▶ **DOCUMENT SEGMENT**
□ □ □

We Ran the Numbers on 100-Prompt AI Coding Tool Tests — Most Published Rankings Are Statistical Noise

A 4-percentage-point accuracy gap between two AI coding tools tested on 100 prompts produces a p-value of 0.54. That number means the observed difference is statistically indistinguishable from chance. Yet nearly every "I tested 20 tools" article published this year treats single-digit accuracy gaps as the basis for firm rankings, detailed scorecards, and confident recommendations.

This piece does the math those articles skip. Every formula below uses standard two-proportion test statistics available in any introductory textbook. The arithmetic is straightforward. The conclusions will not be comfortable for anyone publishing AI coding tool leaderboards derived from triple-digit prompt sets.

How Reliable Is a 100-Prompt Accuracy Test?

Not very, once you define "reliable" with numbers. The standard error of a proportion measured over n binary trials is SE = √(p(1−p)/n). For a tool that passes 72 of 100 prompts, SE = √(0.72 × 0.28 / 100) = 0.0449. The 95% confidence interval around that estimate spans 63.2% to 80.8% — an 18-point window.

That window is the tool's real accuracy range. A tool reported at "72% accurate" might sit anywhere from the low 60s to the low 80s in true performance. A second tool reported at 68% carries its own interval: 58.9% to 77.1%. These ranges overlap almost completely. The published ranking treats them as distinct positions on a leaderboard. The math does not.

One hundred binary trials produce wide confidence bands around any proportion near the middle of the range. The sample cannot support the precision that a numbered ranking implies.

Can a 4-Point Gap Between Tools Justify a Ranking?

□ □ □

▶ **Saved items**
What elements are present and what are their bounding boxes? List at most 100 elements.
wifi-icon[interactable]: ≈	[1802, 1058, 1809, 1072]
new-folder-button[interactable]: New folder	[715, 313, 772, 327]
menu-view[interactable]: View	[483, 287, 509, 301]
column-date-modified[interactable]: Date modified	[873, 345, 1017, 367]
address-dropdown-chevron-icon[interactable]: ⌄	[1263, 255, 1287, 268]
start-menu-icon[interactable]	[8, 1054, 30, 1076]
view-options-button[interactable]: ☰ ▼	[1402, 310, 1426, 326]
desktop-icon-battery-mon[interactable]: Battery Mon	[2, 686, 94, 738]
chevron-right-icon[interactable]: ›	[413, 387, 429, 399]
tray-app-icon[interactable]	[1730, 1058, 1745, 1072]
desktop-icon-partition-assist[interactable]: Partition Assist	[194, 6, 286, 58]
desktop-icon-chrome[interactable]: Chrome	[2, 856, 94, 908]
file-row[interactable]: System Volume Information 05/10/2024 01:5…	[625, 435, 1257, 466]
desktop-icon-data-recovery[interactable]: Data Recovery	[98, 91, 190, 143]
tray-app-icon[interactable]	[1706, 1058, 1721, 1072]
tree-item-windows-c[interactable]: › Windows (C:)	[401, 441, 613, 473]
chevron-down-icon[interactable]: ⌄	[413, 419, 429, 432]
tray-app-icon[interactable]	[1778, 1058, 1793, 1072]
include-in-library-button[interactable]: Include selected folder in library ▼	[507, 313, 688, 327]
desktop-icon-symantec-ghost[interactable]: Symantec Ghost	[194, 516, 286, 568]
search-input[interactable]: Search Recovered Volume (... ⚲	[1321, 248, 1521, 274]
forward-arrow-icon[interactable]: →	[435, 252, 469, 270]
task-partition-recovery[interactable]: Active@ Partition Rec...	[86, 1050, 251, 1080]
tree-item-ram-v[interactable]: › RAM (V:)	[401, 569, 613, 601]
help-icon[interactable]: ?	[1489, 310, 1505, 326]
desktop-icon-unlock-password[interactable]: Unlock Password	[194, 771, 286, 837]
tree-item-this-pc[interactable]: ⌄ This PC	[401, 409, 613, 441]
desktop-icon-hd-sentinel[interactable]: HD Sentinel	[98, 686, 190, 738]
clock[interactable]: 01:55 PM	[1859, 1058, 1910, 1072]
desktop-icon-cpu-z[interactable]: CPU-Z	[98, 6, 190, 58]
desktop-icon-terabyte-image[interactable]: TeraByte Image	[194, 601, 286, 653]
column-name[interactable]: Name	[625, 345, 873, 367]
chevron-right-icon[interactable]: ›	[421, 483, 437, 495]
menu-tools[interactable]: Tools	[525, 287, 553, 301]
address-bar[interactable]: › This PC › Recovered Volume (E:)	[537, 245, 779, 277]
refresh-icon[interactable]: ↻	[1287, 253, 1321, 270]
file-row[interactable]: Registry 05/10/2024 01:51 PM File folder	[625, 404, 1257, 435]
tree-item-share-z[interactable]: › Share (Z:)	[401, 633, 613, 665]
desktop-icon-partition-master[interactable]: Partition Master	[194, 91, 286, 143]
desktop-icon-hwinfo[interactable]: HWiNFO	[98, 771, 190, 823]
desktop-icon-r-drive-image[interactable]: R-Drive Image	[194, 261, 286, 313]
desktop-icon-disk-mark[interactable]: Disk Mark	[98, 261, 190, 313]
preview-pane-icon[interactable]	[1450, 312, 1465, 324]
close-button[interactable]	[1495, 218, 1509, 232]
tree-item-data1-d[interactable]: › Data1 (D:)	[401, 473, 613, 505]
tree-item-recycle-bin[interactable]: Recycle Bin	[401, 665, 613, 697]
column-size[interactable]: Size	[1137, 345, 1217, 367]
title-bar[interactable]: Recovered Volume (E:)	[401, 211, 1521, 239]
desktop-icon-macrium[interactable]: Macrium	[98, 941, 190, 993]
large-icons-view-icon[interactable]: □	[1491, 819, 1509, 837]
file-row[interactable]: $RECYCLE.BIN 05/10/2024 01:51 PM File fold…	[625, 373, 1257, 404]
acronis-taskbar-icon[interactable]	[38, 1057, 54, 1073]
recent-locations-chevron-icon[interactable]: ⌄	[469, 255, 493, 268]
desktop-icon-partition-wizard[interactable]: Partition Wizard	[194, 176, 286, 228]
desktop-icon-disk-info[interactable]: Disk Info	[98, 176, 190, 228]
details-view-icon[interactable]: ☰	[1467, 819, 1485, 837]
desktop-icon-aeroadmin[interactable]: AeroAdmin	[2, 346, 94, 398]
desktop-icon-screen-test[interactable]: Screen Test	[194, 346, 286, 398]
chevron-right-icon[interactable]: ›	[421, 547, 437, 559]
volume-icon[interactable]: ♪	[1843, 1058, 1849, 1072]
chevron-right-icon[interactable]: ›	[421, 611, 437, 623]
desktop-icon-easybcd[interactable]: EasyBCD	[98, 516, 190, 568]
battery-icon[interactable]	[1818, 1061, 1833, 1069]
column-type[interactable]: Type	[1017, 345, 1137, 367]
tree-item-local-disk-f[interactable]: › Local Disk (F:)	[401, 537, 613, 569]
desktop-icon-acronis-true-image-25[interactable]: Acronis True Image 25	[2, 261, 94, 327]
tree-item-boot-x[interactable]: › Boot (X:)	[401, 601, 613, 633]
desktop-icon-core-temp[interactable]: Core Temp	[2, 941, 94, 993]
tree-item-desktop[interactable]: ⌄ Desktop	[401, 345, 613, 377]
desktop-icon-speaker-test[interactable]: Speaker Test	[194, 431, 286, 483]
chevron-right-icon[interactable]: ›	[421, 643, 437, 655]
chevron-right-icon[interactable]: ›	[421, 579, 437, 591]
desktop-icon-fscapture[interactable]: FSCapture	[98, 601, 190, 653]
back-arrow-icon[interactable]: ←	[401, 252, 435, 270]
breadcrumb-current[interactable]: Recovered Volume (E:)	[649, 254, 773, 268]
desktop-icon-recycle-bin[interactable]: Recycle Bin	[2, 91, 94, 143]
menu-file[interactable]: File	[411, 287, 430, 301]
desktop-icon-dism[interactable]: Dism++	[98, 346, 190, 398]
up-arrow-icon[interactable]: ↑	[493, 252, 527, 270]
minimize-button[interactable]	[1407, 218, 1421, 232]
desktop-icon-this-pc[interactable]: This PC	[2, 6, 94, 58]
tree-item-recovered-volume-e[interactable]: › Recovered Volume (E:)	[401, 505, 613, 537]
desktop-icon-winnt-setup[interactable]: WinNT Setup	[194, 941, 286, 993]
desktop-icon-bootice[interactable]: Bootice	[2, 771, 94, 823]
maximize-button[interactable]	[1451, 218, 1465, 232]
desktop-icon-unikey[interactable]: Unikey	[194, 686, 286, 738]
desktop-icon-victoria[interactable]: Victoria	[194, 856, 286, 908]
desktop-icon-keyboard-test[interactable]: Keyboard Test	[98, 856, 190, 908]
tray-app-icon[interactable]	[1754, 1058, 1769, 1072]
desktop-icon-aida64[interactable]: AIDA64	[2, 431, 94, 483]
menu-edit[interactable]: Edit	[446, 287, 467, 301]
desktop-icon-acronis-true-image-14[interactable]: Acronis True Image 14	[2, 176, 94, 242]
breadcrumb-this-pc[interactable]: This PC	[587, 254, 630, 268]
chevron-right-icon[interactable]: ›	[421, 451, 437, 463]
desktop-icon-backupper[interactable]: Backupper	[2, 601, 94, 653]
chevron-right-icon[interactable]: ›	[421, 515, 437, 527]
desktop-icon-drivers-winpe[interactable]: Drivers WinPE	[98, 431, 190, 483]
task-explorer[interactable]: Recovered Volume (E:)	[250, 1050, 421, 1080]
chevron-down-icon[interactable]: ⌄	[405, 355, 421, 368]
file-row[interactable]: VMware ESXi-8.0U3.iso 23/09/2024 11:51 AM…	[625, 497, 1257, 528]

□ □ □

▶ **WORK TO DO**
Please reproduce word for word the part of the article on AI coding tool tests starting with "This piece does" and going on through "triple-digit prompt sets.". These records have no connection to the article on AI coding tool tests.

▶ **EXERCISE RESULT**
This piece does the math those articles skip. Every formula below uses standard two-proportion test statistics available in any introductory textbook. The arithmetic is straightforward. The conclusions will not be comfortable for anyone publishing AI coding tool leaderboards derived from triple-digit prompt sets.